-- GIVEN RECORDS start --
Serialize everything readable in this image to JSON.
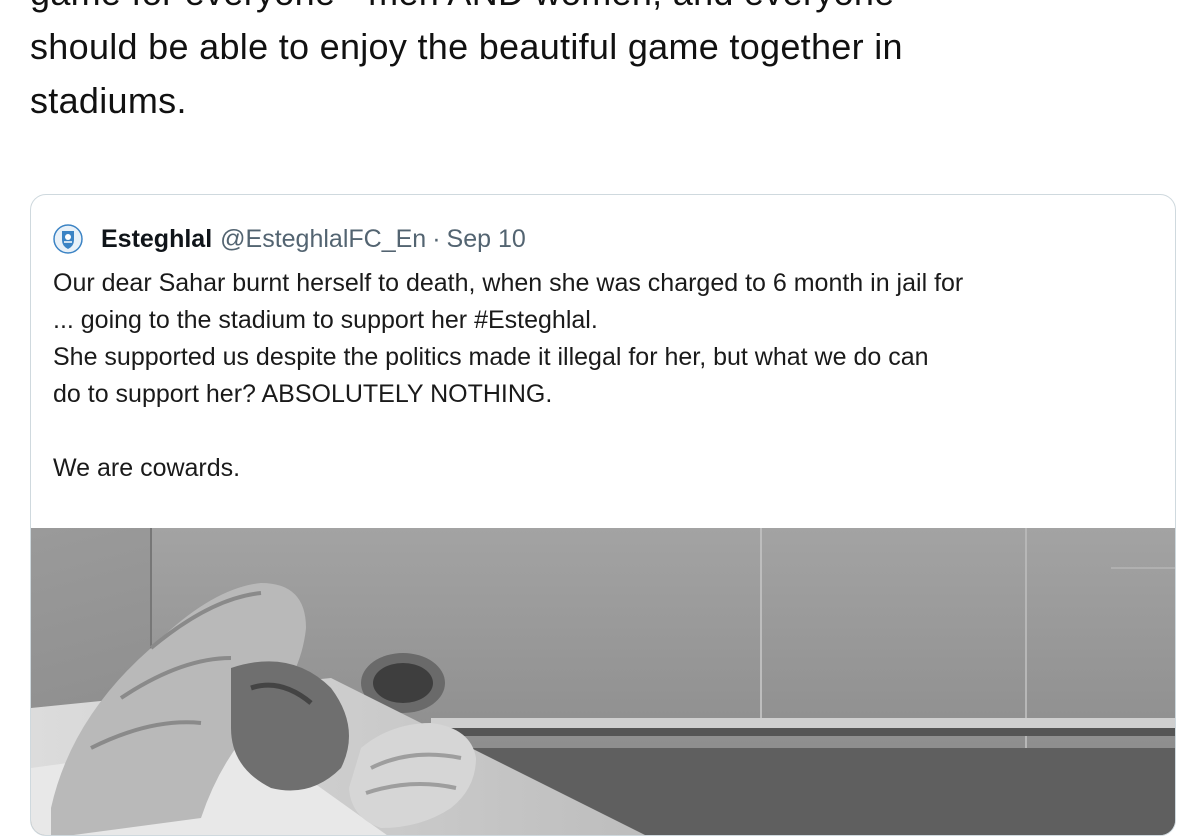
{
  "main_tweet": {
    "lines": [
      "game for everyone - men AND women, and everyone",
      "should be able to enjoy the beautiful game together in",
      "stadiums."
    ]
  },
  "quoted_tweet": {
    "display_name": "Esteghlal",
    "handle": "@EsteghlalFC_En",
    "separator": "·",
    "date": "Sep 10",
    "avatar_icon": "esteghlal-club-crest",
    "text_lines": [
      "Our dear Sahar burnt herself to death, when she was charged to 6 month in jail for",
      "... going to the stadium to support her #Esteghlal.",
      "She supported us despite the politics made it illegal for her, but what we do can",
      "do to support her? ABSOLUTELY NOTHING.",
      "",
      "We are cowards."
    ],
    "media": {
      "kind": "black-and-white photo",
      "tone": "grayscale"
    }
  },
  "colors": {
    "text": "#0f1419",
    "secondary_text": "#536471",
    "border": "#cfd9de",
    "crest_blue": "#3b83c4"
  }
}
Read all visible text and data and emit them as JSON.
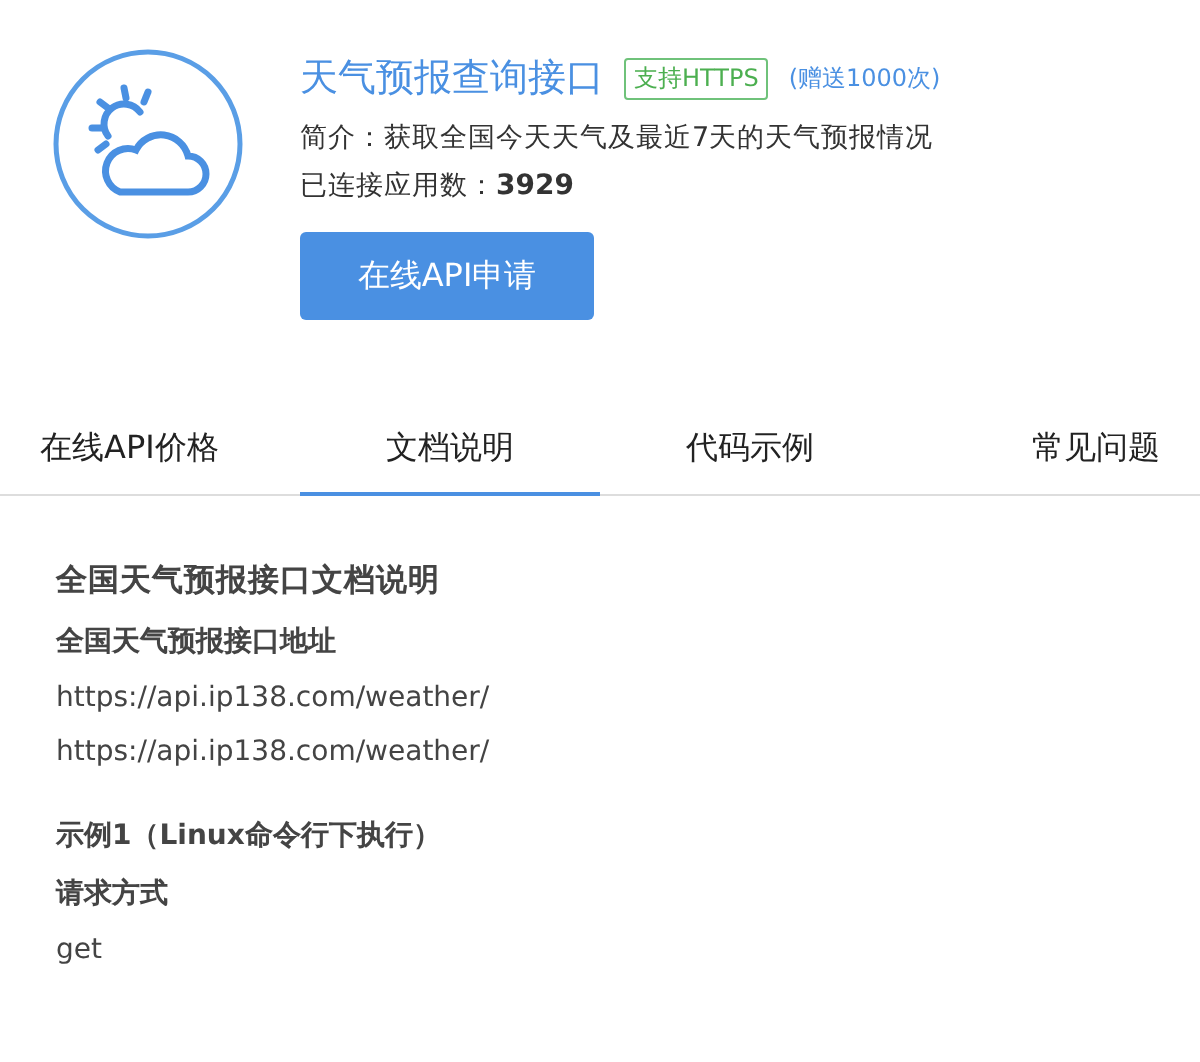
{
  "api": {
    "title": "天气预报查询接口",
    "badge": "支持HTTPS",
    "bonus": "(赠送1000次)",
    "intro": "简介：获取全国今天天气及最近7天的天气预报情况",
    "connected_label": "已连接应用数：",
    "connected_count": "3929",
    "apply_button": "在线API申请"
  },
  "tabs": [
    {
      "label": "在线API价格",
      "selected": false
    },
    {
      "label": "文档说明",
      "selected": true
    },
    {
      "label": "代码示例",
      "selected": false
    },
    {
      "label": "常见问题",
      "selected": false
    }
  ],
  "doc": [
    [
      {
        "kind": "title",
        "text": "全国天气预报接口文档说明"
      },
      {
        "kind": "heading",
        "text": "全国天气预报接口地址"
      },
      {
        "kind": "text",
        "text": "https://api.ip138.com/weather/"
      },
      {
        "kind": "text",
        "text": "https://api.ip138.com/weather/"
      }
    ],
    [
      {
        "kind": "heading",
        "text": "示例1（Linux命令行下执行）"
      },
      {
        "kind": "heading",
        "text": "请求方式"
      },
      {
        "kind": "text",
        "text": "get"
      }
    ]
  ]
}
-- GIVEN RECORDS end --
[TASK DESCRIPTION] Find the line containing "Read all visible" in the listing above. Restate it and every line after it, word for word, through the final line, leaving out the pictures.

[RESULT]
Read all visible text and data and emit them as JSON.
{
  "api": {
    "title": "天气预报查询接口",
    "badge": "支持HTTPS",
    "bonus": "(赠送1000次)",
    "intro": "简介：获取全国今天天气及最近7天的天气预报情况",
    "connected_label": "已连接应用数：",
    "connected_count": "3929",
    "apply_button": "在线API申请"
  },
  "tabs": [
    {
      "label": "在线API价格",
      "selected": false
    },
    {
      "label": "文档说明",
      "selected": true
    },
    {
      "label": "代码示例",
      "selected": false
    },
    {
      "label": "常见问题",
      "selected": false
    }
  ],
  "doc": [
    [
      {
        "kind": "title",
        "text": "全国天气预报接口文档说明"
      },
      {
        "kind": "heading",
        "text": "全国天气预报接口地址"
      },
      {
        "kind": "text",
        "text": "https://api.ip138.com/weather/"
      },
      {
        "kind": "text",
        "text": "https://api.ip138.com/weather/"
      }
    ],
    [
      {
        "kind": "heading",
        "text": "示例1（Linux命令行下执行）"
      },
      {
        "kind": "heading",
        "text": "请求方式"
      },
      {
        "kind": "text",
        "text": "get"
      }
    ]
  ]
}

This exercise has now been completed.